Goal: Convert the lines starting at the one containing "y-tick-label: 300 bbox=[11, 221, 30, 232]" and ending at the one containing "y-tick-label: 50 bbox=[17, 354, 30, 365]" into a Markdown table with two columns, Number and Entry: Number holds a running count and Entry holds the line. Leave out any blank lines.

Information given:

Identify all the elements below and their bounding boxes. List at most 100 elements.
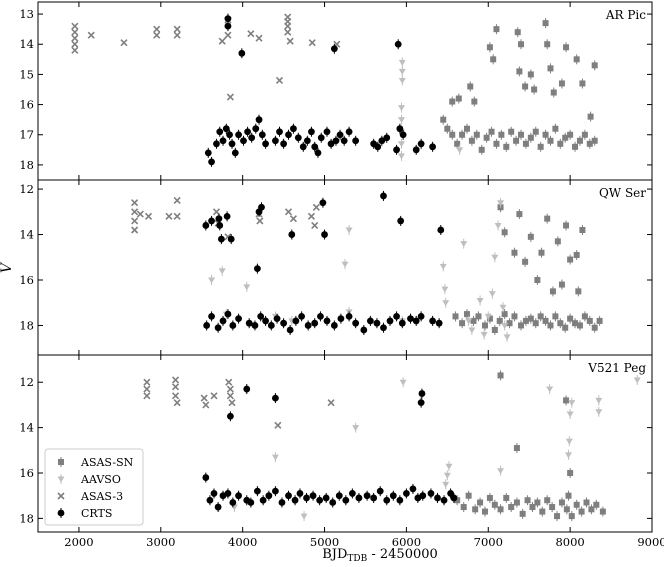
x-tick-label: 8000 [555, 535, 584, 549]
panel-points [143, 370, 641, 522]
x-tick-label: 9000 [637, 535, 664, 549]
point-asas-3 [255, 34, 263, 42]
point-asas-3 [71, 46, 79, 54]
panel-title: AR Pic [605, 8, 646, 22]
legend: ASAS-SN AAVSO ASAS-3 CRTS [44, 448, 144, 526]
y-tick-label: 16 [19, 273, 34, 287]
point-asas-3 [171, 383, 180, 391]
panel-points [71, 13, 598, 167]
point-asas-3 [228, 399, 236, 407]
point-asas-3 [143, 385, 151, 393]
point-asas-3 [71, 40, 79, 48]
point-asas-3 [153, 31, 161, 39]
point-asas-3 [256, 217, 264, 225]
point-asas-3 [87, 31, 95, 39]
point-asas-3 [131, 226, 139, 234]
point-asas-3 [173, 399, 181, 407]
y-tick-label: 17 [19, 128, 34, 142]
point-asas-3 [173, 196, 181, 205]
panel-2: 12 14 16 18 QW Ser [19, 179, 653, 356]
point-asas-3 [224, 31, 232, 39]
x-axis-label-sub: TDB [347, 554, 367, 564]
point-asas-3 [71, 22, 79, 30]
panel-points [131, 190, 603, 342]
legend-label: AAVSO [80, 473, 121, 486]
panel-frame [37, 354, 653, 533]
y-tick-label: 18 [19, 158, 34, 172]
point-asas-3 [308, 39, 316, 47]
x-tick-label: 6000 [392, 535, 421, 549]
point-asas-3 [247, 30, 255, 38]
y-tick-label: 12 [19, 182, 34, 196]
legend-label: ASAS-SN [80, 456, 134, 469]
point-asas-3 [171, 392, 180, 400]
point-asas-3 [284, 22, 292, 30]
legend-label: ASAS-3 [80, 490, 123, 503]
legend-marker-asas-3 [57, 492, 65, 500]
point-asas-3 [284, 208, 293, 216]
x-tick-label: 3000 [146, 535, 175, 549]
point-asas-3 [218, 37, 226, 45]
point-asas-3 [289, 215, 297, 223]
point-asas-3 [144, 212, 153, 220]
point-asas-3 [200, 394, 208, 402]
panel-3: 12 14 16 18 V521 Peg [19, 354, 653, 533]
point-asas-3 [131, 199, 139, 207]
panel-frame [37, 1, 653, 181]
point-asas-3 [226, 93, 234, 101]
point-asas-3 [284, 28, 292, 36]
x-tick-label: 4000 [228, 535, 257, 549]
point-asas-3 [226, 385, 234, 393]
legend-label: CRTS [81, 507, 112, 520]
x-axis: 2000 3000 4000 5000 6000 7000 8000 9000 [64, 535, 664, 549]
y-tick-label: 14 [19, 37, 34, 51]
point-asas-3 [143, 378, 151, 386]
point-asas-3 [120, 39, 128, 47]
legend-box [44, 448, 144, 526]
y-tick-label: 16 [19, 466, 34, 480]
point-asas-3 [312, 203, 320, 211]
point-asas-3 [307, 212, 316, 220]
point-asas-3 [202, 401, 210, 409]
point-asas-3 [71, 34, 79, 42]
panels-layer: 13 14 15 16 17 18 AR Pic 12 14 16 18 QW Ser 12 14 16 18… [19, 1, 653, 533]
point-asas-3 [71, 28, 79, 36]
y-tick-label: 16 [19, 98, 34, 112]
point-asas-3 [153, 25, 161, 33]
x-tick-label: 2000 [64, 535, 93, 549]
y-axis-label: V [0, 261, 15, 273]
point-asas-3 [286, 37, 294, 45]
point-asas-3 [173, 212, 181, 220]
y-tick-label: 18 [19, 511, 34, 525]
point-asas-3 [143, 392, 151, 400]
panel-1: 13 14 15 16 17 18 AR Pic [19, 1, 653, 181]
y-tick-label: 15 [19, 67, 34, 81]
y-tick-label: 14 [19, 421, 34, 435]
y-tick-label: 14 [19, 228, 34, 242]
y-tick-label: 13 [19, 7, 34, 21]
point-asas-3 [165, 212, 173, 220]
x-tick-label: 5000 [310, 535, 339, 549]
y-tick-label: 12 [19, 375, 34, 389]
point-asas-3 [226, 392, 234, 400]
point-asas-3 [131, 208, 139, 216]
point-asas-3 [131, 217, 139, 225]
point-asas-3 [327, 399, 335, 407]
point-asas-3 [173, 31, 181, 39]
point-asas-3 [274, 421, 282, 429]
y-tick-label: 18 [19, 318, 34, 332]
point-asas-3 [173, 25, 181, 33]
x-tick-label: 7000 [474, 535, 503, 549]
point-asas-3 [225, 378, 233, 386]
point-asas-3 [136, 210, 144, 218]
x-axis-label-main: BJD [322, 547, 347, 562]
point-asas-3 [171, 376, 180, 384]
point-asas-3 [275, 76, 284, 85]
panel-title: QW Ser [599, 186, 646, 200]
point-asas-3 [210, 392, 218, 400]
panel-title: V521 Peg [587, 361, 646, 375]
x-axis-label: BJDTDB - 2450000 [322, 547, 438, 564]
x-axis-label-rest: - 2450000 [367, 547, 438, 562]
point-asas-3 [311, 221, 319, 230]
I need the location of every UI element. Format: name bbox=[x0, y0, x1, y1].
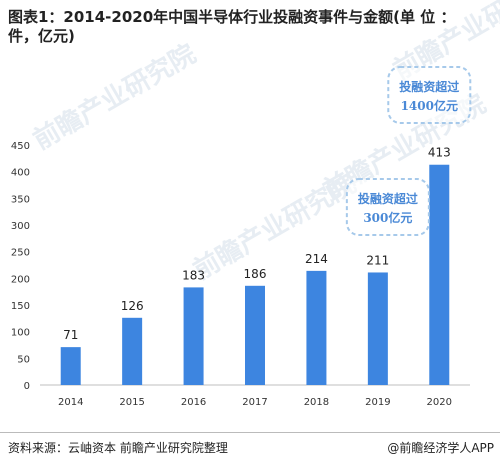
y-tick-label: 300 bbox=[11, 221, 30, 232]
y-tick-label: 450 bbox=[11, 141, 30, 152]
bar-2014 bbox=[60, 347, 81, 385]
bar-2019 bbox=[367, 272, 388, 385]
bar-2020 bbox=[429, 164, 450, 385]
bar-value-label: 413 bbox=[428, 146, 451, 160]
bar-value-label: 126 bbox=[121, 299, 144, 313]
bar-2018 bbox=[306, 270, 327, 385]
x-tick-label: 2016 bbox=[181, 397, 206, 408]
chart-title: 图表1：2014-2020年中国半导体行业投融资事件与金额(单 位 ：件，亿元) bbox=[8, 8, 456, 45]
annotation-text: 投融资超过 bbox=[358, 191, 418, 206]
bar-2017 bbox=[245, 285, 265, 385]
source-note: 资料来源：云岫资本 前瞻产业研究院整理 bbox=[8, 441, 228, 455]
x-tick-label: 2015 bbox=[119, 397, 144, 408]
bar-2016 bbox=[183, 287, 204, 385]
x-tick-label: 2014 bbox=[58, 397, 83, 408]
y-tick-label: 0 bbox=[24, 381, 30, 392]
footer: 资料来源：云岫资本 前瞻产业研究院整理 @前瞻经济学人APP bbox=[0, 432, 500, 465]
y-tick-label: 350 bbox=[11, 194, 30, 205]
bar-value-label: 186 bbox=[244, 267, 267, 281]
brand-credit: @前瞻经济学人APP bbox=[387, 441, 494, 455]
annotation-layer: 投融资超过 300亿元 投融资超过 1400亿元 bbox=[345, 66, 472, 236]
y-tick-label: 250 bbox=[11, 248, 30, 259]
watermark-text: 前瞻产业研究院 bbox=[28, 38, 201, 156]
x-tick-label: 2018 bbox=[304, 397, 329, 408]
y-tick-label: 150 bbox=[11, 301, 30, 312]
annotation-text: 投融资超过 bbox=[399, 79, 459, 94]
y-tick-label: 50 bbox=[17, 354, 30, 365]
bar-value-label: 71 bbox=[63, 328, 78, 342]
x-tick-label: 2020 bbox=[427, 397, 452, 408]
y-tick-label: 400 bbox=[11, 168, 30, 179]
x-tick-label: 2017 bbox=[242, 397, 267, 408]
bar-value-label: 183 bbox=[182, 268, 205, 282]
y-tick-label: 100 bbox=[11, 328, 30, 339]
bar-value-label: 211 bbox=[366, 253, 389, 267]
annotation-text: 1400亿元 bbox=[401, 98, 458, 113]
bar-value-label: 214 bbox=[305, 252, 328, 266]
bar-2015 bbox=[122, 317, 143, 385]
y-tick-label: 200 bbox=[11, 274, 30, 285]
x-tick-label: 2019 bbox=[365, 397, 390, 408]
annotation-box bbox=[345, 178, 430, 236]
annotation-text: 300亿元 bbox=[363, 210, 412, 225]
bars-layer: 71 2014 126 2015 183 2016 186 2017 214 2018 211 201… bbox=[58, 146, 452, 408]
annotation-box bbox=[387, 66, 472, 124]
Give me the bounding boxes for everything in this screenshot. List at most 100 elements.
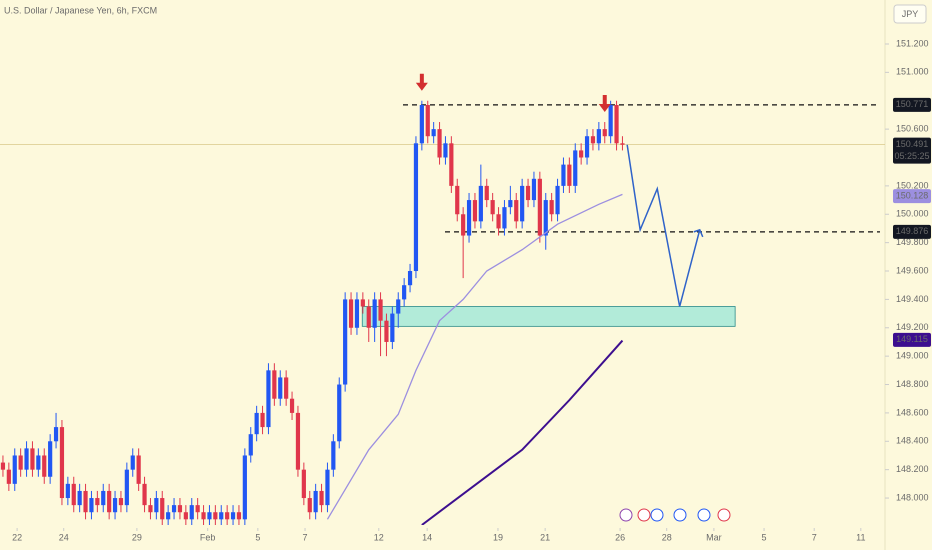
price-label: 150.771	[896, 99, 929, 109]
x-tick-label: 11	[856, 532, 865, 542]
candle-body	[602, 129, 607, 137]
candle-body	[354, 299, 360, 328]
candle-body	[142, 483, 147, 506]
candle-body	[360, 299, 365, 307]
candle-body	[189, 505, 194, 520]
candle-body	[154, 498, 159, 513]
candle-body	[77, 490, 82, 506]
x-tick-label: 12	[374, 532, 384, 542]
moving-average	[421, 339, 624, 525]
currency-button-label[interactable]: JPY	[902, 9, 919, 19]
candle-body	[531, 178, 537, 201]
candle-body	[561, 164, 566, 186]
candle-body	[431, 129, 436, 137]
candle-body	[301, 469, 306, 499]
candle-body	[225, 512, 230, 520]
candle-body	[472, 200, 478, 222]
candle-body	[71, 483, 76, 506]
candle-body	[183, 512, 188, 520]
candle-body	[396, 299, 401, 314]
y-tick-label: 149.800	[896, 237, 929, 247]
candle-body	[337, 384, 342, 442]
candle-body	[171, 505, 177, 513]
candle-body	[248, 434, 253, 456]
candle-body	[89, 498, 94, 513]
price-label-box	[893, 189, 931, 204]
candle-body	[12, 455, 17, 484]
x-tick-label: 28	[662, 532, 672, 542]
candle-body	[107, 490, 112, 513]
candle-body	[478, 185, 483, 222]
candle-body	[59, 427, 65, 499]
candle-body	[195, 505, 200, 513]
candle-body	[242, 455, 247, 520]
price-label: 150.128	[896, 190, 929, 200]
candle-body	[254, 412, 259, 435]
currency-button[interactable]	[893, 4, 927, 24]
candle-body	[567, 164, 572, 186]
candle-body	[579, 150, 584, 158]
peak-arrow	[415, 73, 428, 91]
axes: 151.200 151.000 150.600 150.200 150.000 149.8…	[12, 38, 931, 542]
candle-body	[614, 105, 619, 144]
candle-body	[236, 512, 242, 520]
candle-body	[608, 105, 613, 137]
candle-body	[455, 185, 460, 215]
candle-body	[260, 412, 265, 428]
y-tick-label: 150.200	[896, 180, 929, 190]
candle-body	[124, 469, 129, 506]
candle-body	[325, 469, 330, 506]
projection-path	[626, 144, 701, 307]
x-tick-label: 22	[12, 532, 22, 542]
projection-arrowhead	[693, 228, 704, 238]
price-label: 149.876	[896, 226, 929, 236]
candle-body	[272, 370, 277, 399]
candle-body	[584, 136, 590, 158]
y-tick-label: 149.600	[896, 265, 929, 275]
candle-body	[307, 498, 312, 513]
chart-title: U.S. Dollar / Japanese Yen, 6h, FXCM	[4, 5, 157, 15]
candle-body	[48, 441, 53, 477]
candle-body	[413, 143, 419, 272]
candle-body	[520, 185, 525, 222]
candle-body	[437, 129, 442, 158]
candle-body	[6, 469, 11, 484]
y-tick-label: 148.600	[896, 407, 929, 417]
x-tick-label: 5	[762, 532, 767, 542]
y-tick-label: 150.600	[896, 123, 929, 133]
x-tick-label: 5	[255, 532, 260, 542]
x-tick-label: 21	[540, 532, 550, 542]
candle-body	[508, 200, 513, 208]
candle-body	[537, 178, 542, 236]
candle-body	[36, 455, 41, 470]
candle-body	[496, 214, 501, 229]
candle-body	[42, 455, 47, 477]
candle-body	[573, 150, 578, 186]
x-tick-label: 7	[812, 532, 817, 542]
candle-body	[160, 498, 165, 520]
y-tick-label: 150.000	[896, 209, 929, 219]
candle-body	[366, 306, 371, 328]
candle-body	[219, 512, 224, 520]
x-tick-label: 29	[132, 532, 142, 542]
candle-body	[284, 377, 289, 399]
candle-body	[148, 505, 153, 513]
price-label: 149.115	[896, 334, 928, 344]
peak-arrow	[598, 95, 611, 113]
moving-average	[326, 193, 623, 520]
x-tick-label: 14	[422, 532, 432, 542]
countdown-label: 05:25:25	[894, 151, 929, 161]
candle-body	[313, 490, 318, 513]
candle-body	[372, 299, 377, 328]
candle-body	[484, 185, 489, 201]
price-label-box	[893, 224, 931, 239]
support-zone	[361, 306, 736, 327]
candle-body	[390, 313, 395, 342]
candle-body	[166, 512, 171, 520]
candle-body	[490, 200, 495, 215]
candle-body	[112, 498, 118, 513]
candle-body	[461, 214, 466, 236]
x-tick-label: 19	[493, 532, 503, 542]
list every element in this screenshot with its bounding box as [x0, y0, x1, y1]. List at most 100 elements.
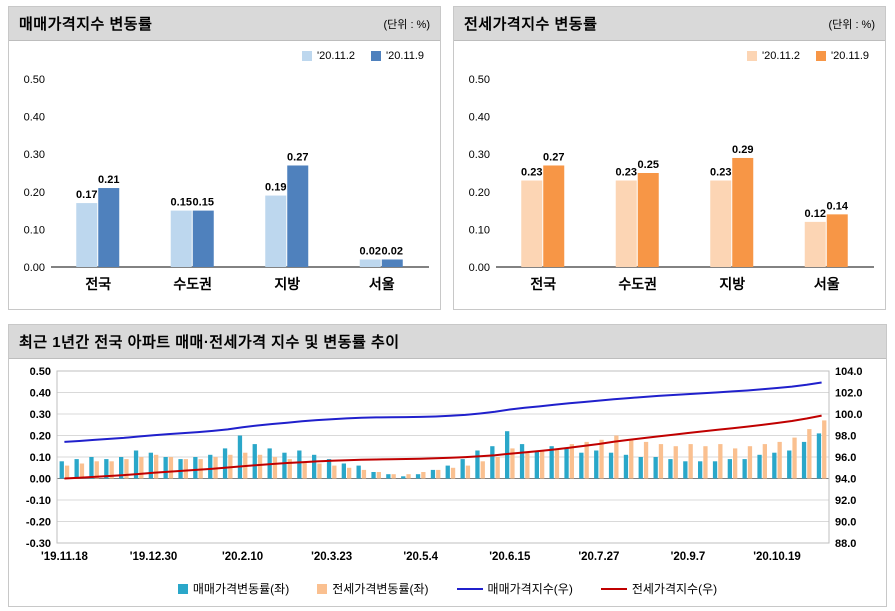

Full solution:
| Number | Entry |
|---|---|
| 1 | y-tick-label: 300 bbox=[11, 221, 30, 232] |
| 2 | y-tick-label: 450 bbox=[11, 141, 30, 152] |
| 3 | bar-2014 bbox=[60, 347, 81, 385] |
| 4 | bar-2019 bbox=[367, 272, 388, 385] |
| 5 | bar-2020 bbox=[429, 164, 450, 385] |
| 6 | bar-value-label: 413 bbox=[428, 146, 451, 160] |
| 7 | bar-value-label: 126 bbox=[121, 299, 144, 313] |
| 8 | bar-2018 bbox=[306, 270, 327, 385] |
| 9 | x-tick-label: 2016 bbox=[181, 397, 206, 408] |
| 10 | chart-title: 图表1：2014-2020年中国半导体行业投融资事件与金额(单 位 ：件，亿元) bbox=[8, 8, 456, 45] |
| 11 | annotation-text: 投融资超过 bbox=[358, 191, 418, 206] |
| 12 | bar-2017 bbox=[245, 285, 265, 385] |
| 13 | source-note: 资料来源：云岫资本 前瞻产业研究院整理 bbox=[8, 441, 228, 455] |
| 14 | x-tick-label: 2015 bbox=[119, 397, 144, 408] |
| 15 | bar-2016 bbox=[183, 287, 204, 385] |
| 16 | x-tick-label: 2014 bbox=[58, 397, 83, 408] |
| 17 | y-tick-label: 0 bbox=[24, 381, 30, 392] |
| 18 | footer: 资料来源：云岫资本 前瞻产业研究院整理 @前瞻经济学人APP bbox=[0, 432, 500, 465] |
| 19 | y-tick-label: 350 bbox=[11, 194, 30, 205] |
| 20 | bar-value-label: 186 bbox=[244, 267, 267, 281] |
| 21 | brand-credit: @前瞻经济学人APP bbox=[387, 441, 494, 455] |
| 22 | annotation-layer: 投融资超过 300亿元 投融资超过 1400亿元 bbox=[345, 66, 472, 236] |
| 23 | y-tick-label: 250 bbox=[11, 248, 30, 259] |
| 24 | watermark-text: 前瞻产业研究院 bbox=[28, 38, 201, 156] |
| 25 | x-tick-label: 2018 bbox=[304, 397, 329, 408] |
| 26 | y-tick-label: 150 bbox=[11, 301, 30, 312] |
| 27 | annotation-text: 投融资超过 bbox=[399, 79, 459, 94] |
| 28 | y-tick-label: 50 bbox=[17, 354, 30, 365] |